* PROBLEM DETAILS *
Only a number is wanted: how many lines of the entries include the string "mundo"?

* INPUT ROWS *
———

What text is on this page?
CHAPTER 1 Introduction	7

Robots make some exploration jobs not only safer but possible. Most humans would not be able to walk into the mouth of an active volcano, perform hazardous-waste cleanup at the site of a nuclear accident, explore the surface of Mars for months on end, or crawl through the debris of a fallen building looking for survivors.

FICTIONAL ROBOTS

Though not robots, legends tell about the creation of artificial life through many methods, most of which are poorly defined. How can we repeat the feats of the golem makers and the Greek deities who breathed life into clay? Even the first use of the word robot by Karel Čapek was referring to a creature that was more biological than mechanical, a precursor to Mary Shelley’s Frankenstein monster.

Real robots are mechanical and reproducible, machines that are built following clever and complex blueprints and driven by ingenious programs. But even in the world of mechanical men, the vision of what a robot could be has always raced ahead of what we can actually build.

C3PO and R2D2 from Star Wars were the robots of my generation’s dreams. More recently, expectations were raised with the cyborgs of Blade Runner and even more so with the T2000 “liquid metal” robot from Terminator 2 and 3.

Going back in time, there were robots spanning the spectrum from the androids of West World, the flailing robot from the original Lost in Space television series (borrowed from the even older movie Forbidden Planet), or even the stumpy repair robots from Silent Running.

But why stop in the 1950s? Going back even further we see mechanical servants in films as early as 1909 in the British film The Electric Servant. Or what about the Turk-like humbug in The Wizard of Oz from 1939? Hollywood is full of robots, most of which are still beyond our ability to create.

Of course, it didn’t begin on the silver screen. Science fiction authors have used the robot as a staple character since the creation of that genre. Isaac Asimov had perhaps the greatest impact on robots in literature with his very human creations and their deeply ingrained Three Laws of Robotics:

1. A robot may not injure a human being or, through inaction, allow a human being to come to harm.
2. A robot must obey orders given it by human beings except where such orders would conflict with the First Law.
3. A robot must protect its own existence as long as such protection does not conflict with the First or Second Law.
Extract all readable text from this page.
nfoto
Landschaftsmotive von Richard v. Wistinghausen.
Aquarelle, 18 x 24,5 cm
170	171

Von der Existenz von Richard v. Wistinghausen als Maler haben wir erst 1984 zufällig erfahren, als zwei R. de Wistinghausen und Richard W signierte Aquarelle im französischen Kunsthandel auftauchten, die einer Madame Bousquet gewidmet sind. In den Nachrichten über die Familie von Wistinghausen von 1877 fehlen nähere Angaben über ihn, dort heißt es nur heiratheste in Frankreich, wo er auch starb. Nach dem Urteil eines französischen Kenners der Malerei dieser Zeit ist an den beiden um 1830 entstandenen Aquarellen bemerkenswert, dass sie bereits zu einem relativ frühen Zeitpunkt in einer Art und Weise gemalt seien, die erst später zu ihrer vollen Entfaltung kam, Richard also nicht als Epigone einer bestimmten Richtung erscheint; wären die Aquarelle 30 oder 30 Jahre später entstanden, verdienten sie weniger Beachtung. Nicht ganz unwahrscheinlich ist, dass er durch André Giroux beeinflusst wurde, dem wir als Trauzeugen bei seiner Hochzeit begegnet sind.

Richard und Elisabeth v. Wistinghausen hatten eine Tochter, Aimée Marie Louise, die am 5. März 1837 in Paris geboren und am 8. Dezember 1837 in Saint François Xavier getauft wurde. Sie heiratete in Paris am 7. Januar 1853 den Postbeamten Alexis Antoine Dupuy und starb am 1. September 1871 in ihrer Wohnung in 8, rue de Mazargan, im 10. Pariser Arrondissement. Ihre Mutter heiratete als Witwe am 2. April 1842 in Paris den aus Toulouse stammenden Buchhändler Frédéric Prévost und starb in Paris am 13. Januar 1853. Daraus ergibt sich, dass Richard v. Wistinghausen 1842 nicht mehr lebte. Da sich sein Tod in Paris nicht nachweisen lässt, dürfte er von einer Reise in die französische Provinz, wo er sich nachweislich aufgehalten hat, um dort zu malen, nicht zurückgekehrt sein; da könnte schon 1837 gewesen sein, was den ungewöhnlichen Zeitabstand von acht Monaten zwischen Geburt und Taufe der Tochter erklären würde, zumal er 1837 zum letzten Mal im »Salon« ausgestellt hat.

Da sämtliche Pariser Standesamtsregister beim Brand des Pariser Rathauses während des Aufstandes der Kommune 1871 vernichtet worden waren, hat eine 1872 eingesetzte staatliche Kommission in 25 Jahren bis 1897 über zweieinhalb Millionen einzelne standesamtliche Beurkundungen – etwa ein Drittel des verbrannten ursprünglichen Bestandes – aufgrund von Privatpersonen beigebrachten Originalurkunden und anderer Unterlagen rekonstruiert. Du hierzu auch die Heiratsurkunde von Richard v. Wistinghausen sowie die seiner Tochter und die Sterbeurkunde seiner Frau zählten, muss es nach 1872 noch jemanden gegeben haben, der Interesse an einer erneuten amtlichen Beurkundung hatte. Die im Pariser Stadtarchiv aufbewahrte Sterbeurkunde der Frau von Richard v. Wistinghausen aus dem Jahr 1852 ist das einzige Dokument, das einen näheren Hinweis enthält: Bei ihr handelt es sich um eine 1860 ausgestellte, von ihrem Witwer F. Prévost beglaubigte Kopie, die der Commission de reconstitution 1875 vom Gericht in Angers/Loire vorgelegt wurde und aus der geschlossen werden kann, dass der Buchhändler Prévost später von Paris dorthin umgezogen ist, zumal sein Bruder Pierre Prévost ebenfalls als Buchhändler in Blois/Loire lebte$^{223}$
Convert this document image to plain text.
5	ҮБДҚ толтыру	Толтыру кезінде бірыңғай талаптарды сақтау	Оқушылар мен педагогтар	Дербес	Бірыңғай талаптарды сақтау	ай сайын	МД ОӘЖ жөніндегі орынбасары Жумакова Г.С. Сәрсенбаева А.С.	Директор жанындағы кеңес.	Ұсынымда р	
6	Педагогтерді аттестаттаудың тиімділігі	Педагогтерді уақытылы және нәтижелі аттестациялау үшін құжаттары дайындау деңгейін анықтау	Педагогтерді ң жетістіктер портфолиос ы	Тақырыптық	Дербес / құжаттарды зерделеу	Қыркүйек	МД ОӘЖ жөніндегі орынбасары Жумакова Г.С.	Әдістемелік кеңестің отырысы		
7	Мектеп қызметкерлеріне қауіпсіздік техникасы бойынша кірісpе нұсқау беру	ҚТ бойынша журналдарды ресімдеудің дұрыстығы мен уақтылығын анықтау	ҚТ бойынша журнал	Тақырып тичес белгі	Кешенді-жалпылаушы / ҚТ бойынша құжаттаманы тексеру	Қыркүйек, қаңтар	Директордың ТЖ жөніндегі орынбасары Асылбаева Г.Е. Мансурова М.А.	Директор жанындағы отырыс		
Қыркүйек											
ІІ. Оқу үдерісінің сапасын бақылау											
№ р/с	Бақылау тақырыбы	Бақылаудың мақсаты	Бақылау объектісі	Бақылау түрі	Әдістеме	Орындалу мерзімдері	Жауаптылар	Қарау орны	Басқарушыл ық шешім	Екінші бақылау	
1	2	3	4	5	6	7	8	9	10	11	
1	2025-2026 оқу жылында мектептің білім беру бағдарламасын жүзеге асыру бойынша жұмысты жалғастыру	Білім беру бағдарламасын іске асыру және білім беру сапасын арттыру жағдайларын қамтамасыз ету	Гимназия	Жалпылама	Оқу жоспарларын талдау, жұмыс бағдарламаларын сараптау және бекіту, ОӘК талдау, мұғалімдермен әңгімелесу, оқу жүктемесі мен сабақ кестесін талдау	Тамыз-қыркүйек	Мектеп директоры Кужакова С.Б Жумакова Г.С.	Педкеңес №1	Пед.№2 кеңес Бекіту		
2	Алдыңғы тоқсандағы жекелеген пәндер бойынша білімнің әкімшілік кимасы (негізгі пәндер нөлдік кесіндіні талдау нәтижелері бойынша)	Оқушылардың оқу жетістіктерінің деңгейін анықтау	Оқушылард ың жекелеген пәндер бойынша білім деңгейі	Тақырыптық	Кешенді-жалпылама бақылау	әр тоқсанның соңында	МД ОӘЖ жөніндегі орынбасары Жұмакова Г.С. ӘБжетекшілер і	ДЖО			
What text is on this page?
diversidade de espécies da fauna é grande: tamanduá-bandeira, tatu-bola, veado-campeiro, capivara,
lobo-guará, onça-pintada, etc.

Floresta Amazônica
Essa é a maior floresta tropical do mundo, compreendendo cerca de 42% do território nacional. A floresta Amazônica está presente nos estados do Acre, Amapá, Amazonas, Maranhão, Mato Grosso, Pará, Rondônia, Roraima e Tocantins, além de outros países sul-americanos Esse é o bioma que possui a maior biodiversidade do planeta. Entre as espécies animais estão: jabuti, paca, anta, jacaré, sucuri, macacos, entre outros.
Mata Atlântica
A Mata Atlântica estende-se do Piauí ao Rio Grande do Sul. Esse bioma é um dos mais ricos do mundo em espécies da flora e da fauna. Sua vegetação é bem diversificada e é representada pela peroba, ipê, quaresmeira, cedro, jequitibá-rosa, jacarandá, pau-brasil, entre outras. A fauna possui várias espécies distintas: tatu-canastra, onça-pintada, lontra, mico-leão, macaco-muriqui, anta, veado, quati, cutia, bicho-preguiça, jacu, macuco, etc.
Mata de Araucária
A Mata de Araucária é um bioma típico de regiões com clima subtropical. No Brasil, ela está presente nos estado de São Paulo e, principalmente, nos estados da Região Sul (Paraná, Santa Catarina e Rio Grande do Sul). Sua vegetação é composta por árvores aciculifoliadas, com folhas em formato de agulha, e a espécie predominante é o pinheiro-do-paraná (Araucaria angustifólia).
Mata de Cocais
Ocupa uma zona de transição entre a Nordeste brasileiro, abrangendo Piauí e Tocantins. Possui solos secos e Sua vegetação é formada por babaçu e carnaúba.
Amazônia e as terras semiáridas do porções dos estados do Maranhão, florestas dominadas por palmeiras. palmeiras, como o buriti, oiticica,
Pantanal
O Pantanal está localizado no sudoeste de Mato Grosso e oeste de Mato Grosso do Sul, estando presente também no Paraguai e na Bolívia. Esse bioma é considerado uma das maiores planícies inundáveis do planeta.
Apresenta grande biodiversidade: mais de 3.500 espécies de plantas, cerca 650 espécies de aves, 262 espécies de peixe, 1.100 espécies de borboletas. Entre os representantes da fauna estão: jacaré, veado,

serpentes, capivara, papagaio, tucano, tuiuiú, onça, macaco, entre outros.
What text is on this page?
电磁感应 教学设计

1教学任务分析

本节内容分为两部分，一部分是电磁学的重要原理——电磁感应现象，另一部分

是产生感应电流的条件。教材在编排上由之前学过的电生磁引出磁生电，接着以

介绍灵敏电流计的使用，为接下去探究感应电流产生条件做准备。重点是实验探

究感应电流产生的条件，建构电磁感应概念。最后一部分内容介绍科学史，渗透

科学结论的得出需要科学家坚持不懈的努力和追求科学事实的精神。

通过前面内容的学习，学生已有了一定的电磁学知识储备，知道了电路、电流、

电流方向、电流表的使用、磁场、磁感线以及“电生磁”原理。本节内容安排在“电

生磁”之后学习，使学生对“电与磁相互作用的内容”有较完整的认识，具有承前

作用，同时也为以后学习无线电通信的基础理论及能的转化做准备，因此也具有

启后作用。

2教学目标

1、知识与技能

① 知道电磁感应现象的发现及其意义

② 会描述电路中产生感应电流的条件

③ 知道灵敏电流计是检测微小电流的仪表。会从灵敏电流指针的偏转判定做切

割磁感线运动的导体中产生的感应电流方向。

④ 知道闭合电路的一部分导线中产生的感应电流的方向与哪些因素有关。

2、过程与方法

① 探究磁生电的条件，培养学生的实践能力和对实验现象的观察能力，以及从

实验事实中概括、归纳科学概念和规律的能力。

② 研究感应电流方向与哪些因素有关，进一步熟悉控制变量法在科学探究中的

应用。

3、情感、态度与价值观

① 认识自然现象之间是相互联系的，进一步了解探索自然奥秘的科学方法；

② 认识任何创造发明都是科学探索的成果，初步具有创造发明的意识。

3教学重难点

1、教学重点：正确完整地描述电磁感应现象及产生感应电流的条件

———

* EXERCISE RESPONSE *
2